■ JOB ■
Take every line where the string "title" appears and copy it.
*** ITEMS ***
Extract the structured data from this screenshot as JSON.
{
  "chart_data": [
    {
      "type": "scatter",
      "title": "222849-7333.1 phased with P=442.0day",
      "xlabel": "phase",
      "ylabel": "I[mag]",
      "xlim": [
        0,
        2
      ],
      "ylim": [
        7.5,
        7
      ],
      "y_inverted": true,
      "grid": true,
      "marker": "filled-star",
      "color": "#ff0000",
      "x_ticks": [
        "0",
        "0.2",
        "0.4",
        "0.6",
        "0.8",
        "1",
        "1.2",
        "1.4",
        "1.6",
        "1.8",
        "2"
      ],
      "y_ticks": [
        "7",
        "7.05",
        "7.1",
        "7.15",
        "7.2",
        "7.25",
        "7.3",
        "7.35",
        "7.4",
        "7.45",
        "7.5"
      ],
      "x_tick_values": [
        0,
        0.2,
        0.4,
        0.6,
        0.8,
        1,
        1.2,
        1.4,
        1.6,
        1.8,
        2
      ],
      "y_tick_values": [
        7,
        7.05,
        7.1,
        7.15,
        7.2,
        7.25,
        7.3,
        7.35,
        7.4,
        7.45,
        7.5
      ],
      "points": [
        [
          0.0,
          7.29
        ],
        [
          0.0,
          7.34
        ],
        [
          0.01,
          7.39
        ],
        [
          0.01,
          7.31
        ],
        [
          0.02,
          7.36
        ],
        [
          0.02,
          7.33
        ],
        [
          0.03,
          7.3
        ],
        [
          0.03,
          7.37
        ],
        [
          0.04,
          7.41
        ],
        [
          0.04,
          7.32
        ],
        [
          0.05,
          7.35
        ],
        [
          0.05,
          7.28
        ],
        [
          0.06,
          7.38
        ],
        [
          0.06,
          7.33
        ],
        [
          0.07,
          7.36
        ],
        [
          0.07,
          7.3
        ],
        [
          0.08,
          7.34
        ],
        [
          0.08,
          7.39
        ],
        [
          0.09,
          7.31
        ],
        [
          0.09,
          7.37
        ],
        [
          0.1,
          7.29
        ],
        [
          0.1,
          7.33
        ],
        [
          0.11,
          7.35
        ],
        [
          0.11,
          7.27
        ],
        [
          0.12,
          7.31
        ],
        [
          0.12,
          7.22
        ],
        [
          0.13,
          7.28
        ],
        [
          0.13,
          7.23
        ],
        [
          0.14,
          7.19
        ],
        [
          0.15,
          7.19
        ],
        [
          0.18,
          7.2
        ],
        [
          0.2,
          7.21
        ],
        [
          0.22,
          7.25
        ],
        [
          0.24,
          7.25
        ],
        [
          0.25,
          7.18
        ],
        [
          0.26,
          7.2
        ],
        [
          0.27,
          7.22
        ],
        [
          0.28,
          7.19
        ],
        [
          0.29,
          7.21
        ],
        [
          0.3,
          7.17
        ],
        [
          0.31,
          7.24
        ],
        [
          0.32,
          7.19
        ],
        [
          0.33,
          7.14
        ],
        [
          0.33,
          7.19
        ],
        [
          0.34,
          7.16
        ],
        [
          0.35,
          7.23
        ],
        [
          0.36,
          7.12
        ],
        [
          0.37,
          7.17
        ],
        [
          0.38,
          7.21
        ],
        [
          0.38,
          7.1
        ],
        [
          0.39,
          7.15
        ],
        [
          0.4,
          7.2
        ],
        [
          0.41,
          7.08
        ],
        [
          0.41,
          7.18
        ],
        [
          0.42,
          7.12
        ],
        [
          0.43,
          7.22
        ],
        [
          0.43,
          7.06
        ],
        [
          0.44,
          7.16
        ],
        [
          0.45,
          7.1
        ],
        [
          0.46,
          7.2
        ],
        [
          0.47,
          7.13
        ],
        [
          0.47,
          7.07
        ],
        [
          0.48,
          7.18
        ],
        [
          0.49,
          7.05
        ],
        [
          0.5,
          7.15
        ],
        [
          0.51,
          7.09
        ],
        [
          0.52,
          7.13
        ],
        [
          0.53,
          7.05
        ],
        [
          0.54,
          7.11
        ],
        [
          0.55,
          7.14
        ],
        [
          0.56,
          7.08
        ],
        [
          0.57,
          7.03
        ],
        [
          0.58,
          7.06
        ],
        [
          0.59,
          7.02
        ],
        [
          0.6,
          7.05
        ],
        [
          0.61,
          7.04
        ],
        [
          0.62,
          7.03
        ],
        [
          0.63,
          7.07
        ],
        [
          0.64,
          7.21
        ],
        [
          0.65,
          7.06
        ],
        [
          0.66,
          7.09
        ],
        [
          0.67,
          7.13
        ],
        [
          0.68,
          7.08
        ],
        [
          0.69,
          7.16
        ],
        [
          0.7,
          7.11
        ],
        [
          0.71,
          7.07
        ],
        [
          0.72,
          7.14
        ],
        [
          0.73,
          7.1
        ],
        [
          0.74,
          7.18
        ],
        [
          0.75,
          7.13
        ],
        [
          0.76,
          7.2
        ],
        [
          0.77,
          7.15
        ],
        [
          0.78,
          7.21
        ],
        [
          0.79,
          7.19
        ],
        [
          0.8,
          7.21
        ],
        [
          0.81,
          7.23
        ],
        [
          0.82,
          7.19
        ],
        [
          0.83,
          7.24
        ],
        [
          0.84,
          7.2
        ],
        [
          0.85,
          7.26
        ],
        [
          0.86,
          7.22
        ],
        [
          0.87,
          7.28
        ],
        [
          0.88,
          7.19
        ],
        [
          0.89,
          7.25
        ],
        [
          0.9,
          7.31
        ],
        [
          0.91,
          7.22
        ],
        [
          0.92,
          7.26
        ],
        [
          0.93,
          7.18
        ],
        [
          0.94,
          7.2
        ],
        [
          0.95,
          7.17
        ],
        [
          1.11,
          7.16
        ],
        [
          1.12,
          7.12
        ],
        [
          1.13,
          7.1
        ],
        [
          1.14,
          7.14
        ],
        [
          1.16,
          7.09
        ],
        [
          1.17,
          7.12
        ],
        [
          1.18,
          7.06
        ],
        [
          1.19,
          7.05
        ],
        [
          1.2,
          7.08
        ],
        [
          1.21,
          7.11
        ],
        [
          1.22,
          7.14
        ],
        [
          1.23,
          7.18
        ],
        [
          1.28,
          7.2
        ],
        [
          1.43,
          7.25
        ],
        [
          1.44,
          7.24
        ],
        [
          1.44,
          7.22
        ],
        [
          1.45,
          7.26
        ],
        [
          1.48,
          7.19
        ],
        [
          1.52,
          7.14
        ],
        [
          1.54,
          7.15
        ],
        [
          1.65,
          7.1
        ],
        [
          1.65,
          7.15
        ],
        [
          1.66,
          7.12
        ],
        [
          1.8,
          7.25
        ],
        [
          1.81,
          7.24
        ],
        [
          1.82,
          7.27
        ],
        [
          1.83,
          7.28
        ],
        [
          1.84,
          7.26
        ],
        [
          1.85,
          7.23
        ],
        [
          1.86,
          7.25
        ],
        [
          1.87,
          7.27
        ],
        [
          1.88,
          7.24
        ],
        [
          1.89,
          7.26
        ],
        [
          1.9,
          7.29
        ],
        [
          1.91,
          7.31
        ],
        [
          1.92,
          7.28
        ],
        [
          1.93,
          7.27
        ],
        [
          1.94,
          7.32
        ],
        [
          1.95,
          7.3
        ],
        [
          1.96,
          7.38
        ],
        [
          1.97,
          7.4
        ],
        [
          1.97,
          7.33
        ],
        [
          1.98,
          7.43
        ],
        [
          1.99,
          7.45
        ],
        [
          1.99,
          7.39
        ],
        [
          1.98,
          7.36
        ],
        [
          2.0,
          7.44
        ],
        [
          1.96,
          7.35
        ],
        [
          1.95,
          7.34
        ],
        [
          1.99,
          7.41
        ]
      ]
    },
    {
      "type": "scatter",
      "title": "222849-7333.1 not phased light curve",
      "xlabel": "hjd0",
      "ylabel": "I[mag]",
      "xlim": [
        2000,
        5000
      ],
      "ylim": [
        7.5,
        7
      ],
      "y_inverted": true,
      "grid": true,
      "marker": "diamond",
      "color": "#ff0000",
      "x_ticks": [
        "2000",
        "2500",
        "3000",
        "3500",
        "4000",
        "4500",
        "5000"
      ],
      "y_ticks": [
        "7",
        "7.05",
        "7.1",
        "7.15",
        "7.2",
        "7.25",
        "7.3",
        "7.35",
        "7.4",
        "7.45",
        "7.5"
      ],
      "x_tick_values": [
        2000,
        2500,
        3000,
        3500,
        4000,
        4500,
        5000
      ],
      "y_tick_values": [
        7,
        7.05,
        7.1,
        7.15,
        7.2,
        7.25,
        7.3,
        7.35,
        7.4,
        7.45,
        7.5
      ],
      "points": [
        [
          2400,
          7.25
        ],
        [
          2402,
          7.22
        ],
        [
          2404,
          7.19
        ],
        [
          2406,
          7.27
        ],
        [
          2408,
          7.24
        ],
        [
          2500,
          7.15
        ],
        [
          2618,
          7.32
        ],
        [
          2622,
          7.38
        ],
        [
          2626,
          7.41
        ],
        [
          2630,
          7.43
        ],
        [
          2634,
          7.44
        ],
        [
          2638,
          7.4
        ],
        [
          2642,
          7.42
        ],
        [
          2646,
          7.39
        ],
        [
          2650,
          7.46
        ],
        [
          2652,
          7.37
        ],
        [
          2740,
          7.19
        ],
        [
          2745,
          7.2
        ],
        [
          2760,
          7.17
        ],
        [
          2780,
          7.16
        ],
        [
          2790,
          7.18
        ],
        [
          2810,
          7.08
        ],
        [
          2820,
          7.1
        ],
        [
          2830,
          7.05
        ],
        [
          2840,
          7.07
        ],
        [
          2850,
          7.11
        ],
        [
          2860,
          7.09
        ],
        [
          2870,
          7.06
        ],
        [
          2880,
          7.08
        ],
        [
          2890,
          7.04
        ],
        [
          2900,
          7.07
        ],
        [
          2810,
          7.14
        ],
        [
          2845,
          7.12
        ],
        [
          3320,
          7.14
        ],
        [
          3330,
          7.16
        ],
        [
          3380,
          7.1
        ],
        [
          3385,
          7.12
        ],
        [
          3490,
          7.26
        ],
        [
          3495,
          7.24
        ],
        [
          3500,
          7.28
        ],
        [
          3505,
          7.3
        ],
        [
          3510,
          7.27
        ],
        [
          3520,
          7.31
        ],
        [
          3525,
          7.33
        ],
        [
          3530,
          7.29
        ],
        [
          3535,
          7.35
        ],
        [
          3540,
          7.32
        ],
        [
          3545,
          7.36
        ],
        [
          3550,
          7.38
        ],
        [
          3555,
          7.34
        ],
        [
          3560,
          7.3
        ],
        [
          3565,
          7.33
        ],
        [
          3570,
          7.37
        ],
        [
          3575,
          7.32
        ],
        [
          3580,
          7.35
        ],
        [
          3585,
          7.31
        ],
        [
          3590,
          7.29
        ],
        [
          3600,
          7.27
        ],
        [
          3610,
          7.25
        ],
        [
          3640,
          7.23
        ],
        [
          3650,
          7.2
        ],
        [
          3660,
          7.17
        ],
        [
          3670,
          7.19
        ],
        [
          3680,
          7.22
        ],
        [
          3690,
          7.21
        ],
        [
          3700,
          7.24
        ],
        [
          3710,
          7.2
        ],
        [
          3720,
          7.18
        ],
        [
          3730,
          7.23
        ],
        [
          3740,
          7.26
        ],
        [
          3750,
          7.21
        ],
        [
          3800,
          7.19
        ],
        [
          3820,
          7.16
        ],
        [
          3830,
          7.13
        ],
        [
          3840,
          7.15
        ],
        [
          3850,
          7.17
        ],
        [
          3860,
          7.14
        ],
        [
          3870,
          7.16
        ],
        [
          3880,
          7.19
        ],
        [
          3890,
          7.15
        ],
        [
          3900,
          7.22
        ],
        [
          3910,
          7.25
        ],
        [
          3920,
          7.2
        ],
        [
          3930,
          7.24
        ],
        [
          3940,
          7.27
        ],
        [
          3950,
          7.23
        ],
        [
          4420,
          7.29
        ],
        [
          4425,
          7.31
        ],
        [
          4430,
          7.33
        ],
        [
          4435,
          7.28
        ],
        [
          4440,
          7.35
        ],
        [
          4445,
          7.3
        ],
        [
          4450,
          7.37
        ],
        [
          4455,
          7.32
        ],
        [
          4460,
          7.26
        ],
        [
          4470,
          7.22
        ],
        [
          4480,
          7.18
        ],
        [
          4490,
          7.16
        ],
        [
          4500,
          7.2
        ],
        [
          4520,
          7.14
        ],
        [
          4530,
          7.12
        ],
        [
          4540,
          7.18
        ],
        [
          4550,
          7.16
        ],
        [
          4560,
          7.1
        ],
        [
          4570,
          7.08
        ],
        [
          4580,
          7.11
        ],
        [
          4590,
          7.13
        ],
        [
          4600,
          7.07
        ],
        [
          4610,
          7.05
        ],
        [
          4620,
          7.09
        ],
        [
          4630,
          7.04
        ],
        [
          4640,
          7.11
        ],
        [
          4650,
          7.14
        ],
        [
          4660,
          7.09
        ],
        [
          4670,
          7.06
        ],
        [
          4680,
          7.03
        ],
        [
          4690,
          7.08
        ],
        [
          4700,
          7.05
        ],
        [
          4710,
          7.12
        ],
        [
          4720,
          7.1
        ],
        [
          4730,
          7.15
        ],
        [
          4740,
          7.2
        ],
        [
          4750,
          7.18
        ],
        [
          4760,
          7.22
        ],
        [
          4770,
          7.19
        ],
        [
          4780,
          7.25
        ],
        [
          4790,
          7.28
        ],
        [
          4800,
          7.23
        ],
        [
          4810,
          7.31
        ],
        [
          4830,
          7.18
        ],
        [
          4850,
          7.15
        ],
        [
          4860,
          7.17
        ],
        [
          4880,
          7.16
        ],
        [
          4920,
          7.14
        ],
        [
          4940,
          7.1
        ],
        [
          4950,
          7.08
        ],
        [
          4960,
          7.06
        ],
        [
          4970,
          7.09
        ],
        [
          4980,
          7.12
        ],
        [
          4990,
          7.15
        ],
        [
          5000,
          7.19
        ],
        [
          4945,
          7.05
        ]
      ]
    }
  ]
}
***
■ ANSWER IN FULL ■
      "title": "222849-7333.1 phased with P=442.0day",
      "title": "222849-7333.1 not phased light curve",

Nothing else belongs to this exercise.